* Objectif de l'exercice
Poursuivez le texte sur l'accueil en Côte d'Ivoire des Libanais fuyant la guerre, en reprenant immédiatement après sa dernière phrase.

* Texte source
A la faveur de la crise actuelle au Liban marquée par les hostilités entre Israël et le mouvement Hezbollah, le Liban et plus principalement sa capitale Beyrouth est constamment bombardée par l’armée israélienne. Celle-ci dit ne viser que les positions du Hezbollah. Mais, les faits montrent qu’elle bombarde de façon indiscriminée. Beyrouth et plusieurs régions sont sous le feu de l’aviation et de l’artillerie israélienne. L’armée israélienne a engagé des chars, des combats terrestres ont lieu, bref ; c’est une guerre de haute intensité.
Ainsi, les Libanais fuient leur pays. Ce qui est une réaction normale. Sur les réseaux sociaux et dans les médias ivoiriens, beaucoup se sont alarmés de voir les Libanais débarquer en masse dans le pays. Abritant la première communauté libanaise d’Afrique, la Côte d’Ivoire doit être en toute logique l’une des destinations les plus en vue en Afrique pour les Libanais fuyant la guerre chez eux. Des appels se sont fait entendre dans la presse et sur les réseaux sociaux pour demander aux autorités ivoiriennes d’enrayer cet « afflux ». Et malheureusement, le gouvernement ivoirien semble aller dans ce sens. On a récemment appris (chiffres à l’appui), que l’ambassade ivoirienne à Beyrouth ne délivre quasiment plus de visas aux libanais depuis le début des hostilités. D’autres chiffres montrent que ceux-ci semblent s’être déroutés vers le Sénégal, qui est aujourd’hui devenu leur terre d’accueil.
C’est triste que certains en Côte d’Ivoire adoptent une telle attitude. Ils semblent avoir la mémoire courte. Il n’y a pas si longtemps, le pays n’était certes pas bombardé par un ennemi extérieur, mais les Ivoiriens se bombardaient entre eux. Le pays connaissait, lui aussi, un conflit. Et beaucoup l’ont quitté (l’ont fui pour employer un terme plus prosaïque), pour se réfugier là où ils le pouvaient. La majorité de la population s’est réfugiée dans les pays de la sous-région. Mais beaucoup ont trouvé également refuge en Afrique Centrale, en Occident (Europe, Usa, Canada), et dans certains pays du Golfe. Leur a-t-on fermé la porte ? Alors pourquoi fermer la porte aux autres ? Pourquoi refuser les visas aux Libanais qui fuient la guerre chez eux ? La Côte d’Ivoire a toujours été une terre d’accueil pour tous. C’est quelque chose qui est profondément ancrée dans son adn. Elle a toujours été une terre de refuge pour les Libanais, les autorités actuelles devraient s’en souvenir, et ne pas se plier aux diktats des réseaux sociaux.

* Matériel fourni
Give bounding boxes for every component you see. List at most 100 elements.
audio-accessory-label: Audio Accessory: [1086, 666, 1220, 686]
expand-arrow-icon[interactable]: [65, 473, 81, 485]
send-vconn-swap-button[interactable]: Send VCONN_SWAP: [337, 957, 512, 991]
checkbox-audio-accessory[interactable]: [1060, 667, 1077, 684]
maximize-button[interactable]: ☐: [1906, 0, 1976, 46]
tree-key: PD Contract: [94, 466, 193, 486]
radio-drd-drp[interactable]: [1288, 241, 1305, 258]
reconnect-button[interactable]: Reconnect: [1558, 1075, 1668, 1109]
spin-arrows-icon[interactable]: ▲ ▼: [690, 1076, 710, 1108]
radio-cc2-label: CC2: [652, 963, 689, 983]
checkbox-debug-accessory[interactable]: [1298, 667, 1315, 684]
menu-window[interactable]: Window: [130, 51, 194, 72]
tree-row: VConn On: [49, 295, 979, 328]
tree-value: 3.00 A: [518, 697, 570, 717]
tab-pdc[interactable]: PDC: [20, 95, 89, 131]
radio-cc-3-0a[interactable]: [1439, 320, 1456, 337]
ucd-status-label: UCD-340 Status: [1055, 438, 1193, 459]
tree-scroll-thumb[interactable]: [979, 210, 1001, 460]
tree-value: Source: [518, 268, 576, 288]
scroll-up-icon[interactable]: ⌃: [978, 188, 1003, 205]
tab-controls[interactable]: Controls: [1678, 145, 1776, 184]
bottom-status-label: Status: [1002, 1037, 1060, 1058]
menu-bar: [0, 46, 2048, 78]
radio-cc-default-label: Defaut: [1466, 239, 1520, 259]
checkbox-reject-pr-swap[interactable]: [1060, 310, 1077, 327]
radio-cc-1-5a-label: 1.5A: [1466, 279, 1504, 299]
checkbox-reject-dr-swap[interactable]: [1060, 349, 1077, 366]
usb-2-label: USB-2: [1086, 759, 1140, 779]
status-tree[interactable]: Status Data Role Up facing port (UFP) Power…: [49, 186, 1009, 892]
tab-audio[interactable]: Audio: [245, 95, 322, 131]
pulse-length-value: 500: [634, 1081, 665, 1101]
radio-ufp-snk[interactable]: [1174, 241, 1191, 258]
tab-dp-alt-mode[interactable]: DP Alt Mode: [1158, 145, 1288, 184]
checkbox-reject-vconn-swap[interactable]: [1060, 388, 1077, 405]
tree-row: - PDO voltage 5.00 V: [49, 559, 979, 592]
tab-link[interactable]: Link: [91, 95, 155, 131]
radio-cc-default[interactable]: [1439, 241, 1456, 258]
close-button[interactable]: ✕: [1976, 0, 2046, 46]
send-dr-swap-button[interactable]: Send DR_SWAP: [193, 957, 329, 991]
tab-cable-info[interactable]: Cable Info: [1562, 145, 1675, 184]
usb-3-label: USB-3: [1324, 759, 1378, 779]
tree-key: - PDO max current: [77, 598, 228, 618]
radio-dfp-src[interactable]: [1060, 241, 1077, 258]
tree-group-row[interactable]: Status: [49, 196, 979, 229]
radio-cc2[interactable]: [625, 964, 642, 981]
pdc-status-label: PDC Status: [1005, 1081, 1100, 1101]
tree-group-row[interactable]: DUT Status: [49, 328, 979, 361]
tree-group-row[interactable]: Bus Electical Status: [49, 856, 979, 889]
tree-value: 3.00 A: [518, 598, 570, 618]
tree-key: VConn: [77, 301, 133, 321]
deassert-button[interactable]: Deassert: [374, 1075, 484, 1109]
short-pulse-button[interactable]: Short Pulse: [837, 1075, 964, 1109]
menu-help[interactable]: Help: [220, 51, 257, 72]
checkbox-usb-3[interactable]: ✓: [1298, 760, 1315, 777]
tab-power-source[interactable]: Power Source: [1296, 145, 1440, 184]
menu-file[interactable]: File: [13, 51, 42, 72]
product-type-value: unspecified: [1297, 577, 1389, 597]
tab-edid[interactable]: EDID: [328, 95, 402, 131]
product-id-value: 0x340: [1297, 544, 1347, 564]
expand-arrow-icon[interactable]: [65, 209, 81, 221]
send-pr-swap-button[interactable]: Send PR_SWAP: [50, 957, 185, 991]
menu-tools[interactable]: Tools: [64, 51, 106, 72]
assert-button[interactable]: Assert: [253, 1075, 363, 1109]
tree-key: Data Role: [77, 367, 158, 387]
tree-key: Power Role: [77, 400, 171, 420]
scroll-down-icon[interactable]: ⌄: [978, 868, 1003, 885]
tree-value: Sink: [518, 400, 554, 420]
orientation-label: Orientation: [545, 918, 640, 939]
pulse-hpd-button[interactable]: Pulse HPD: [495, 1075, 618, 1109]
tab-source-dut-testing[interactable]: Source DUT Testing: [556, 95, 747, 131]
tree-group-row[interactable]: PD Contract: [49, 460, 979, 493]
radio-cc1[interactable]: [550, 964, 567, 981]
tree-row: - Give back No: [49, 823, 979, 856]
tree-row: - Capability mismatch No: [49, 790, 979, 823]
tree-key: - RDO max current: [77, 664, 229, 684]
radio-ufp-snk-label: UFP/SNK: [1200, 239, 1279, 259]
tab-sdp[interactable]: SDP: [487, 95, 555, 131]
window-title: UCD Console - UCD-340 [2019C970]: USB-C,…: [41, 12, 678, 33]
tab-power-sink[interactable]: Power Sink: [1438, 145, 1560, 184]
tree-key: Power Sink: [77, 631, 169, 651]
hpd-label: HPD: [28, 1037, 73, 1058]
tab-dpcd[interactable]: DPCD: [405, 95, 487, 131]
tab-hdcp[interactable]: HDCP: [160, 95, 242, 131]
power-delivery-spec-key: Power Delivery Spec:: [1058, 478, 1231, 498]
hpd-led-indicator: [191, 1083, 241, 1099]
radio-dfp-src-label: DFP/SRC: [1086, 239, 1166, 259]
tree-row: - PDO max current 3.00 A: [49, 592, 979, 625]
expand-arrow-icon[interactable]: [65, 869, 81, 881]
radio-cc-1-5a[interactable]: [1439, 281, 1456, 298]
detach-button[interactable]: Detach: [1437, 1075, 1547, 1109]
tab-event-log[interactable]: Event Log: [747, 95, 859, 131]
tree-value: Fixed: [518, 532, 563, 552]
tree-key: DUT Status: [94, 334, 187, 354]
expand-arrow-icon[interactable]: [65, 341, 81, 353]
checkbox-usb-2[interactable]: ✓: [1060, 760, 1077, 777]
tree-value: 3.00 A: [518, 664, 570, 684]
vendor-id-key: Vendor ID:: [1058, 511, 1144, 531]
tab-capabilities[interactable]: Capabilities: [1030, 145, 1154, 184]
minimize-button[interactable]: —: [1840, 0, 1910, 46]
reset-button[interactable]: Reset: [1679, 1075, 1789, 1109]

* Résultat obtenu
Sur un plan purement économique, lorsqu’ils débarquent dans le pays, les Libanais sont à la charge de ceux qui sont déjà installés ici, ils ne sont pas pris en compte par l’Etat ivoirien, comme le sont les réfugiés des pays sahéliens dans la région de Ferké et de Bouna où la CI a dû débourser de l’argent pour construire des camps de réfugiés. Les libanais (au sens large, c’est-à-dire les arabes en général) sont ceux qui investissent le plus dans le pays. C’est simple à vérifier lorsqu’on se rend dans nos différentes zones industrielles. Ce sont eux qui fournissent l’emploi aux jeunes, dans le secteur industriel, et dans le commerce. Le secteur des employés de maison est un secteur florissant en partie grâce aux Libanais qui emploient trois à quatre filles dans leur demeure, contrairement aux ménages ivoiriens qui n’emploient qu’une seule jeune fille qu’ils surexploitent. La Côte d’Ivoire gagne à recevoir ces populations.
Aujourd’hui sur le plan de la construction, ce sont également les Libanais qui alimentent le dynamisme actuel. Tous les immeubles de douze niveaux et plus qui se construisent dans la zone de Biétry-zone4, et de Marcory résidentiel, résultent de leurs investissements. « Ryiad City » est, à ce jour, la plus grande opération immobilière en Côte d’Ivoire. Cet investissement de plus de 200 milliards de FCFA, dans la zone de Bingerville, résulte d’un partenariat avec des investisseurs arabes (Saoudiens, Libanais …..). C’est une véritable ville en construction avec le plus grand mall d’Afrique de l’Ouest. On peut multiplier les exemples qui montrent que ce sont les Libanais qui font l’activité aujourd’hui.
Tout cela n’a été possible que parce que l’émigration libanaise (au sens large) a été favorisée dans ce pays. Déjà à la fin des années 70 et au début des années 80, lorsque la guerre faisait rage au Liban, le président Houphouët leur a grandement ouvert la porte. Aujourd’hui beaucoup sont intégrés. C’est assez surprenant que ce ne soit pas un pays du Maghreb qui accueille la première communauté libanaise d’Afrique, mais la Côte d’Ivoire. Il faut maintenir ce cap. La Côte d’Ivoire doit demeurer une terre d’exil, d’asile et d’accueil pour tous.